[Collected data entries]
- - - - -

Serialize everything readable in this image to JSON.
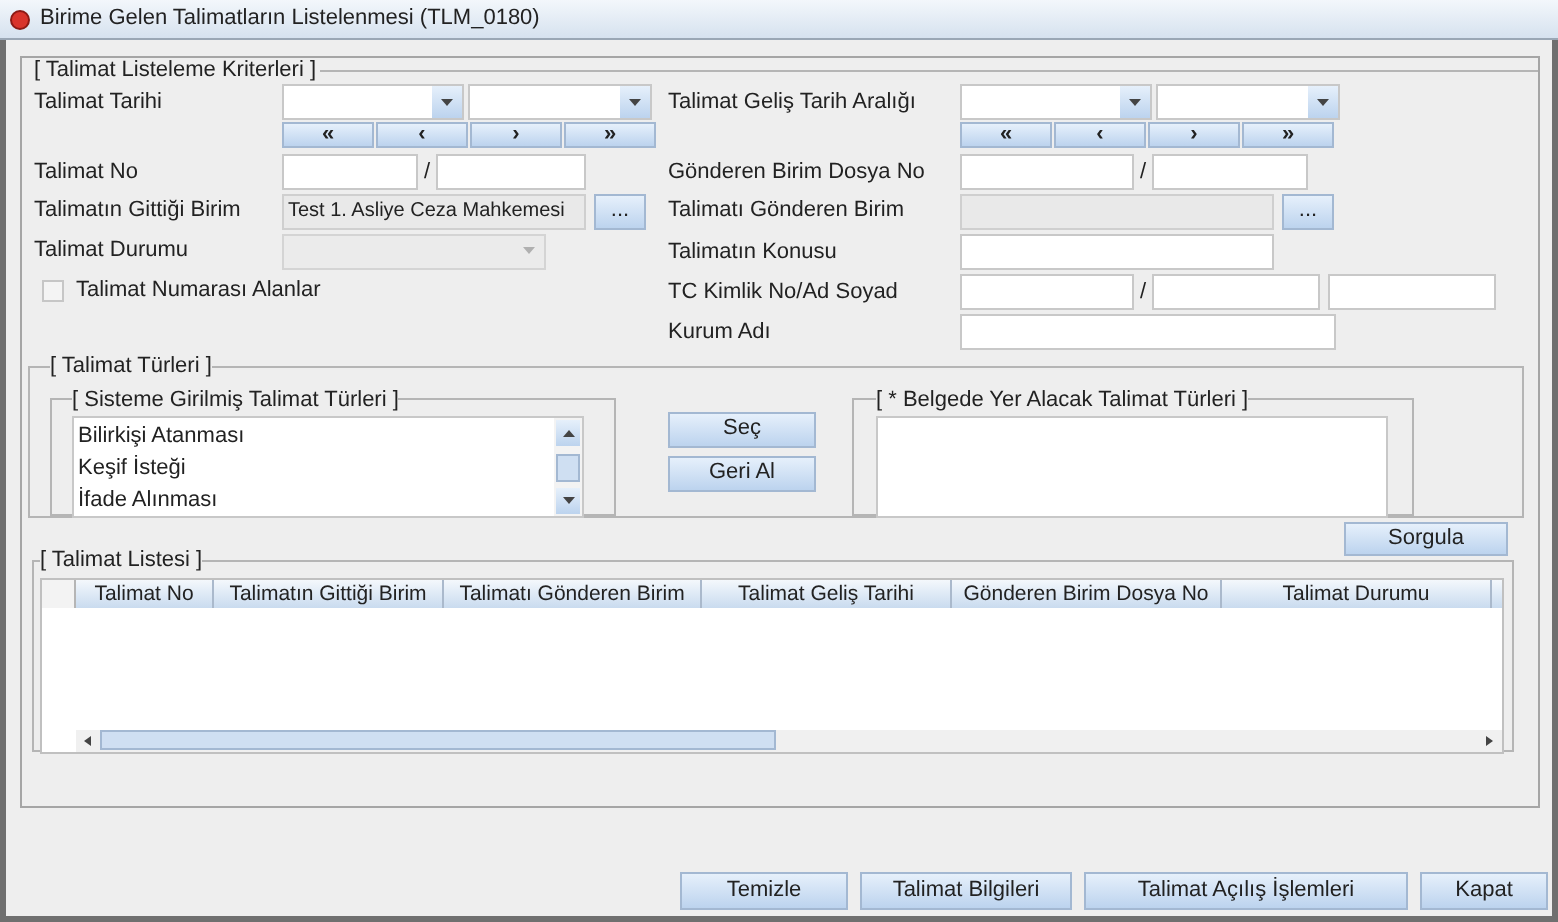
{
  "window": {
    "title": "Birime Gelen Talimatların Listelenmesi (TLM_0180)"
  },
  "criteria": {
    "legend": "[ Talimat Listeleme Kriterleri ]",
    "left": [
      {
        "kind": "date_range",
        "label": "Talimat Tarihi",
        "nav": [
          "«",
          "‹",
          "›",
          "»"
        ]
      },
      {
        "kind": "split",
        "label": "Talimat No",
        "separator": "/"
      },
      {
        "kind": "picker",
        "label": "Talimatın Gittiği Birim",
        "value": "Test 1. Asliye Ceza Mahkemesi",
        "button": "..."
      },
      {
        "kind": "combo",
        "label": "Talimat Durumu",
        "disabled": true
      }
    ],
    "checkbox": {
      "label": "Talimat Numarası Alanlar",
      "checked": false
    },
    "right": [
      {
        "kind": "date_range",
        "label": "Talimat Geliş Tarih Aralığı",
        "nav": [
          "«",
          "‹",
          "›",
          "»"
        ]
      },
      {
        "kind": "split",
        "label": "Gönderen Birim Dosya No",
        "separator": "/"
      },
      {
        "kind": "picker",
        "label": "Talimatı Gönderen Birim",
        "button": "..."
      },
      {
        "kind": "text",
        "label": "Talimatın Konusu"
      },
      {
        "kind": "triple",
        "label": "TC Kimlik No/Ad Soyad",
        "separator": "/"
      },
      {
        "kind": "text",
        "label": "Kurum Adı"
      }
    ]
  },
  "types": {
    "legend": "[ Talimat Türleri ]",
    "available": {
      "legend": "[ Sisteme Girilmiş Talimat Türleri ]",
      "items": [
        "Bilirkişi Atanması",
        "Keşif İsteği",
        "İfade Alınması"
      ]
    },
    "buttons": [
      "Seç",
      "Geri Al"
    ],
    "chosen": {
      "legend": "[ * Belgede Yer Alacak Talimat Türleri ]"
    }
  },
  "query_button": "Sorgula",
  "list": {
    "legend": "[ Talimat Listesi ]",
    "columns": [
      "Talimat No",
      "Talimatın Gittiği Birim",
      "Talimatı Gönderen Birim",
      "Talimat Geliş Tarihi",
      "Gönderen Birim Dosya No",
      "Talimat Durumu"
    ]
  },
  "footer_buttons": [
    "Temizle",
    "Talimat Bilgileri",
    "Talimat Açılış İşlemleri",
    "Kapat"
  ]
}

- - - - -

[Task statement]: Copy every line that contains the string "label".

[Answer to the task]:
        "label": "Talimat Tarihi",
        "label": "Talimat No",
        "label": "Talimatın Gittiği Birim",
        "label": "Talimat Durumu",
      "label": "Talimat Numarası Alanlar",
        "label": "Talimat Geliş Tarih Aralığı",
        "label": "Gönderen Birim Dosya No",
        "label": "Talimatı Gönderen Birim",
        "label": "Talimatın Konusu"
        "label": "TC Kimlik No/Ad Soyad",
        "label": "Kurum Adı"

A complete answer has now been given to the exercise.